What to produce -
From the entries below, work out the number of lines that hold the word "Overseas", and give that number alone.

.....

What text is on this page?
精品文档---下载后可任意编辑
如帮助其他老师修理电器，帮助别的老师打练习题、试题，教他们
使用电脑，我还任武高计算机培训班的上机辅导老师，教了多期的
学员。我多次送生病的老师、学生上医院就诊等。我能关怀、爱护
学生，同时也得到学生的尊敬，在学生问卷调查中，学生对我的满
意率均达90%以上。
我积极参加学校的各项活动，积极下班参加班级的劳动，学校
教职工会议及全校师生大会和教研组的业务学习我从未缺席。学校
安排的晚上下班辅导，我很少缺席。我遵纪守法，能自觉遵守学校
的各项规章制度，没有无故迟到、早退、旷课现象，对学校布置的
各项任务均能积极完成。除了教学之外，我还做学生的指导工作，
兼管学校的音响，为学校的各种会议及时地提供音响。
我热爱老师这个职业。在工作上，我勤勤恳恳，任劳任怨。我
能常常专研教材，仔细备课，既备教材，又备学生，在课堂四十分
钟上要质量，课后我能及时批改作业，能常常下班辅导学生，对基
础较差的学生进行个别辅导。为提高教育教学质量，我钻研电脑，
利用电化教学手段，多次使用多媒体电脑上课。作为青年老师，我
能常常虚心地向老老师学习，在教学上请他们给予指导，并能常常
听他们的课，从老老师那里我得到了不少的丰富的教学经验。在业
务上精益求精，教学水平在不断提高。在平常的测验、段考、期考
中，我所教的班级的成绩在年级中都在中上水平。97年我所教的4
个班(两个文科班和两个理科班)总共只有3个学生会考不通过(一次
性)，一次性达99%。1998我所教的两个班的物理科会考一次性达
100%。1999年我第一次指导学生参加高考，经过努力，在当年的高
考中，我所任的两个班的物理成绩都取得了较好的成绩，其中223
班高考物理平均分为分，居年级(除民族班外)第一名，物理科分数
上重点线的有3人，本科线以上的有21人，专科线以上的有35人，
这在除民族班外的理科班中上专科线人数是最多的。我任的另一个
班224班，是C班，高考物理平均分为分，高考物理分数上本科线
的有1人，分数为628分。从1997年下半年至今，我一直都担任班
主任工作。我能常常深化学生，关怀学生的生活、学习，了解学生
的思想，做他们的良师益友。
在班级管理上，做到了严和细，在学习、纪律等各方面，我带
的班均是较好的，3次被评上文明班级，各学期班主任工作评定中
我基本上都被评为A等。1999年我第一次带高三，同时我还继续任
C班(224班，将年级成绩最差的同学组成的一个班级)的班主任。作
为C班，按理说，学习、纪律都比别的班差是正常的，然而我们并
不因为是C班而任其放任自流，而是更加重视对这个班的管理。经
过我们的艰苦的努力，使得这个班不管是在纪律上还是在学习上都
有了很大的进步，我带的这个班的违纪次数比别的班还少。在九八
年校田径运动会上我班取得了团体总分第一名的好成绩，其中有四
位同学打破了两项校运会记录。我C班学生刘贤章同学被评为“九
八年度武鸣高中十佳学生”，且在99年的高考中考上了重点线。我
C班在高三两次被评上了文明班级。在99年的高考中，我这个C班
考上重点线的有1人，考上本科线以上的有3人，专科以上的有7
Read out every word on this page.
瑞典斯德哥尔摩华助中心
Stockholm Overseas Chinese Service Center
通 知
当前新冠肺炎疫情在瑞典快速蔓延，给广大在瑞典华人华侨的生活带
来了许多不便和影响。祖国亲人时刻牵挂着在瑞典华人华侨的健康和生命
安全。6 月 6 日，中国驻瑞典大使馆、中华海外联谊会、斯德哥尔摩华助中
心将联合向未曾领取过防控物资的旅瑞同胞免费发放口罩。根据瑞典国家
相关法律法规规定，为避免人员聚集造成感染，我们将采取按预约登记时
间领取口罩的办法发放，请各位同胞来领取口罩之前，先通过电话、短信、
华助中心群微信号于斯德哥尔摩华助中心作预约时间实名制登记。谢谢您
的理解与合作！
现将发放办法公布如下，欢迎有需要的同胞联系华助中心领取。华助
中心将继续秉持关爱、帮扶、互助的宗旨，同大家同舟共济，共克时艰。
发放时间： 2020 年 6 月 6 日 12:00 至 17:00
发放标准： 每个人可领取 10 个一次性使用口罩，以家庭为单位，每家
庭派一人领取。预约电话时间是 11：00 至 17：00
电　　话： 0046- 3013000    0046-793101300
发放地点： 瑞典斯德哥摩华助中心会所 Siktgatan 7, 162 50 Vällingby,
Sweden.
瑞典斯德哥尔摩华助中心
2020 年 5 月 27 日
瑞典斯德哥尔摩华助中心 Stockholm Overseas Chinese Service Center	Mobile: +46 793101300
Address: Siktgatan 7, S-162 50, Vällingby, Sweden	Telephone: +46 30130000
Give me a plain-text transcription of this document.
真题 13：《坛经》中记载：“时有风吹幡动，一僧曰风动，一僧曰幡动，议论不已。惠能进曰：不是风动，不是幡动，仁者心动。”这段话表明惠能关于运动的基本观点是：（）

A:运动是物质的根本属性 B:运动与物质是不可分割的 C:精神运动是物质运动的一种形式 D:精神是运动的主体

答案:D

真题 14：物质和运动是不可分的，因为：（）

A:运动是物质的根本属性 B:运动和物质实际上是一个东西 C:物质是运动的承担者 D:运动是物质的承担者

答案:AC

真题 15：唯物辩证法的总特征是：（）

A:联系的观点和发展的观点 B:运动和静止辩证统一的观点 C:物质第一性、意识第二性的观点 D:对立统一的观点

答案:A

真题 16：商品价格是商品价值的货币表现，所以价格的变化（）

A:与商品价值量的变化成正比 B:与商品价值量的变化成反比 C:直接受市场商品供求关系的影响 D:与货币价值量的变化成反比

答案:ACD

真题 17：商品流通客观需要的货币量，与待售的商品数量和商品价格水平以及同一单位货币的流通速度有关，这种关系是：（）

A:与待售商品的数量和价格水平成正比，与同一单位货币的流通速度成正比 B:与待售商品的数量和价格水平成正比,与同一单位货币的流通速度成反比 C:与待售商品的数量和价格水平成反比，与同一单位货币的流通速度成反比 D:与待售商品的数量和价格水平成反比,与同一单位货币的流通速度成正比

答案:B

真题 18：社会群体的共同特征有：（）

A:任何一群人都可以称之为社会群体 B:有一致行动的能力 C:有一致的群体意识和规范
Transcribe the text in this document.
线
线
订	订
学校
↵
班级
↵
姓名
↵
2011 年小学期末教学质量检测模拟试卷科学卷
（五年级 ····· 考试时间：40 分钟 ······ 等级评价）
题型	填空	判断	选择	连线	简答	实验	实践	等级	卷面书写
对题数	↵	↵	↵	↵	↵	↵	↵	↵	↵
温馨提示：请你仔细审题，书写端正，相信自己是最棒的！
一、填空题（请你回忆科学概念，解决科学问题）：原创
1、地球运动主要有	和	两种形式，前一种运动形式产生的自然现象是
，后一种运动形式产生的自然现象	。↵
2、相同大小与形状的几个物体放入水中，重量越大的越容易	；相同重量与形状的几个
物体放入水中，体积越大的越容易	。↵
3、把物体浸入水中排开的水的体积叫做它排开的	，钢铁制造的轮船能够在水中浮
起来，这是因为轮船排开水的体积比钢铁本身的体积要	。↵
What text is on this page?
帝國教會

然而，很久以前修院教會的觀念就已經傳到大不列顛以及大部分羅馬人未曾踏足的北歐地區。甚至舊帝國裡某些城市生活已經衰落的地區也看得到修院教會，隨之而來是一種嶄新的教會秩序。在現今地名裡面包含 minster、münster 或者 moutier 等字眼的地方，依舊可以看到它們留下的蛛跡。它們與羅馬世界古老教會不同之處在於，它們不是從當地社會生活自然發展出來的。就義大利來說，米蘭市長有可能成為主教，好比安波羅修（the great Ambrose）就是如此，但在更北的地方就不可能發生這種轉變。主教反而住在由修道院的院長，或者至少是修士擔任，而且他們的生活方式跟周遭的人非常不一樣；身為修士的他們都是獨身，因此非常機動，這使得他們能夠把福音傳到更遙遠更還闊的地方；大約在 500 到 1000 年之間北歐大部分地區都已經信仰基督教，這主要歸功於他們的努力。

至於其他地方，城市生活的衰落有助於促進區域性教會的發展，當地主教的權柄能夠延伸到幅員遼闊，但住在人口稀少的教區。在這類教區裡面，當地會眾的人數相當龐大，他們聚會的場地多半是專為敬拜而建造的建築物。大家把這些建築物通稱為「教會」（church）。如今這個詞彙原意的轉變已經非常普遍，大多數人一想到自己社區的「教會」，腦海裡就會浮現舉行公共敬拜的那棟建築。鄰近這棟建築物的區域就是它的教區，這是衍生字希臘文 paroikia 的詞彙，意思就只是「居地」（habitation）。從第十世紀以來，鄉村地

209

.....

The reply -
2